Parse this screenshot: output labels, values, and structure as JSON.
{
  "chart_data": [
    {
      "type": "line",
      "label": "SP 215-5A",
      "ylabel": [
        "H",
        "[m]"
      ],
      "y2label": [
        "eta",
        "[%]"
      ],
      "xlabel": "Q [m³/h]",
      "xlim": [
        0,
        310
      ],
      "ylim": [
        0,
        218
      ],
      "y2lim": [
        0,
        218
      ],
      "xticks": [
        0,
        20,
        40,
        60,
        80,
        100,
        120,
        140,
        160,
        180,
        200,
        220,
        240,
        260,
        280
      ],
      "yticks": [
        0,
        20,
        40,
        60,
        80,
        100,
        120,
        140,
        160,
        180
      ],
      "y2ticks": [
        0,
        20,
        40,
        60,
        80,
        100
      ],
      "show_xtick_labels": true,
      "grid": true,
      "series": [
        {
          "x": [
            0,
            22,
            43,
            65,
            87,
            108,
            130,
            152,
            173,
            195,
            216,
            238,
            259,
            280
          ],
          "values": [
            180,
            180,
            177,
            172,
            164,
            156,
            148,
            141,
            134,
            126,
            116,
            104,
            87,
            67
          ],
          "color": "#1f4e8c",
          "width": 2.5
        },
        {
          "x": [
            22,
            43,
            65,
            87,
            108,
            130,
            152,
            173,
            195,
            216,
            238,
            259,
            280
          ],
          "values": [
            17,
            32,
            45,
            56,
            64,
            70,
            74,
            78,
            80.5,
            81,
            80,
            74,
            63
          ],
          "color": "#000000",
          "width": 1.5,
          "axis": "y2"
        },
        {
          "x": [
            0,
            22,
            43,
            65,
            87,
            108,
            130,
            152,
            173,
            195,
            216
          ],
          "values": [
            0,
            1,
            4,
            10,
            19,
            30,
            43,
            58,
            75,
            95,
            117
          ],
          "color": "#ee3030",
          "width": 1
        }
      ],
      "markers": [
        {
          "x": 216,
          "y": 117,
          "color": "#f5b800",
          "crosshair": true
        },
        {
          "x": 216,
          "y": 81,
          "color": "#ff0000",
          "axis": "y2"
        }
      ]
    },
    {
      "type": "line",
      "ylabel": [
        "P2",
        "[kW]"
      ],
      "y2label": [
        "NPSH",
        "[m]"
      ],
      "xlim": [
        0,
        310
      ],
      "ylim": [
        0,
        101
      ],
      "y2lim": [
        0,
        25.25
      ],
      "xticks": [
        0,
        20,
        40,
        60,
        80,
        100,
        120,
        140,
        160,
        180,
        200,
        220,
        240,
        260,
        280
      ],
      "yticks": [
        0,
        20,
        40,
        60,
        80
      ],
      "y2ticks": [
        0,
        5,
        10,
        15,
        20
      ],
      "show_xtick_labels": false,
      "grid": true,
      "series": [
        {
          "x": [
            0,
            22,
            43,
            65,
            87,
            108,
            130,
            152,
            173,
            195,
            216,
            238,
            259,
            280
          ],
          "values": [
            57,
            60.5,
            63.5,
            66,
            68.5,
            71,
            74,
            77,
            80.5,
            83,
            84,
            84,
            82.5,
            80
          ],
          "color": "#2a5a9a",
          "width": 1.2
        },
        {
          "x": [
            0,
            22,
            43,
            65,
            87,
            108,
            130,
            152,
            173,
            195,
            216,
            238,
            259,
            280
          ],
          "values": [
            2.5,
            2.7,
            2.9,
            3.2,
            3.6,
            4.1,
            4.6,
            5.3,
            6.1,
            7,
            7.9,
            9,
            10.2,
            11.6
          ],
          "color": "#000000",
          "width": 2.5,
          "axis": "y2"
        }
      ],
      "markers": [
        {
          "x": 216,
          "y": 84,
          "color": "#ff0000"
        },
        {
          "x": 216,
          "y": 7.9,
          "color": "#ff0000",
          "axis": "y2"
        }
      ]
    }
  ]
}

▸ **TO BE DONE**: Would you reproduce all the entries exactly?

▸ **TASK OUTPUT**:
Parse this screenshot: output labels, values, and structure as JSON.
{
  "chart_data": [
    {
      "type": "line",
      "label": "SP 215-5A",
      "ylabel": [
        "H",
        "[m]"
      ],
      "y2label": [
        "eta",
        "[%]"
      ],
      "xlabel": "Q [m³/h]",
      "xlim": [
        0,
        310
      ],
      "ylim": [
        0,
        218
      ],
      "y2lim": [
        0,
        218
      ],
      "xticks": [
        0,
        20,
        40,
        60,
        80,
        100,
        120,
        140,
        160,
        180,
        200,
        220,
        240,
        260,
        280
      ],
      "yticks": [
        0,
        20,
        40,
        60,
        80,
        100,
        120,
        140,
        160,
        180
      ],
      "y2ticks": [
        0,
        20,
        40,
        60,
        80,
        100
      ],
      "show_xtick_labels": true,
      "grid": true,
      "series": [
        {
          "x": [
            0,
            22,
            43,
            65,
            87,
            108,
            130,
            152,
            173,
            195,
            216,
            238,
            259,
            280
          ],
          "values": [
            180,
            180,
            177,
            172,
            164,
            156,
            148,
            141,
            134,
            126,
            116,
            104,
            87,
            67
          ],
          "color": "#1f4e8c",
          "width": 2.5
        },
        {
          "x": [
            22,
            43,
            65,
            87,
            108,
            130,
            152,
            173,
            195,
            216,
            238,
            259,
            280
          ],
          "values": [
            17,
            32,
            45,
            56,
            64,
            70,
            74,
            78,
            80.5,
            81,
            80,
            74,
            63
          ],
          "color": "#000000",
          "width": 1.5,
          "axis": "y2"
        },
        {
          "x": [
            0,
            22,
            43,
            65,
            87,
            108,
            130,
            152,
            173,
            195,
            216
          ],
          "values": [
            0,
            1,
            4,
            10,
            19,
            30,
            43,
            58,
            75,
            95,
            117
          ],
          "color": "#ee3030",
          "width": 1
        }
      ],
      "markers": [
        {
          "x": 216,
          "y": 117,
          "color": "#f5b800",
          "crosshair": true
        },
        {
          "x": 216,
          "y": 81,
          "color": "#ff0000",
          "axis": "y2"
        }
      ]
    },
    {
      "type": "line",
      "ylabel": [
        "P2",
        "[kW]"
      ],
      "y2label": [
        "NPSH",
        "[m]"
      ],
      "xlim": [
        0,
        310
      ],
      "ylim": [
        0,
        101
      ],
      "y2lim": [
        0,
        25.25
      ],
      "xticks": [
        0,
        20,
        40,
        60,
        80,
        100,
        120,
        140,
        160,
        180,
        200,
        220,
        240,
        260,
        280
      ],
      "yticks": [
        0,
        20,
        40,
        60,
        80
      ],
      "y2ticks": [
        0,
        5,
        10,
        15,
        20
      ],
      "show_xtick_labels": false,
      "grid": true,
      "series": [
        {
          "x": [
            0,
            22,
            43,
            65,
            87,
            108,
            130,
            152,
            173,
            195,
            216,
            238,
            259,
            280
          ],
          "values": [
            57,
            60.5,
            63.5,
            66,
            68.5,
            71,
            74,
            77,
            80.5,
            83,
            84,
            84,
            82.5,
            80
          ],
          "color": "#2a5a9a",
          "width": 1.2
        },
        {
          "x": [
            0,
            22,
            43,
            65,
            87,
            108,
            130,
            152,
            173,
            195,
            216,
            238,
            259,
            280
          ],
          "values": [
            2.5,
            2.7,
            2.9,
            3.2,
            3.6,
            4.1,
            4.6,
            5.3,
            6.1,
            7,
            7.9,
            9,
            10.2,
            11.6
          ],
          "color": "#000000",
          "width": 2.5,
          "axis": "y2"
        }
      ],
      "markers": [
        {
          "x": 216,
          "y": 84,
          "color": "#ff0000"
        },
        {
          "x": 216,
          "y": 7.9,
          "color": "#ff0000",
          "axis": "y2"
        }
      ]
    }
  ]
}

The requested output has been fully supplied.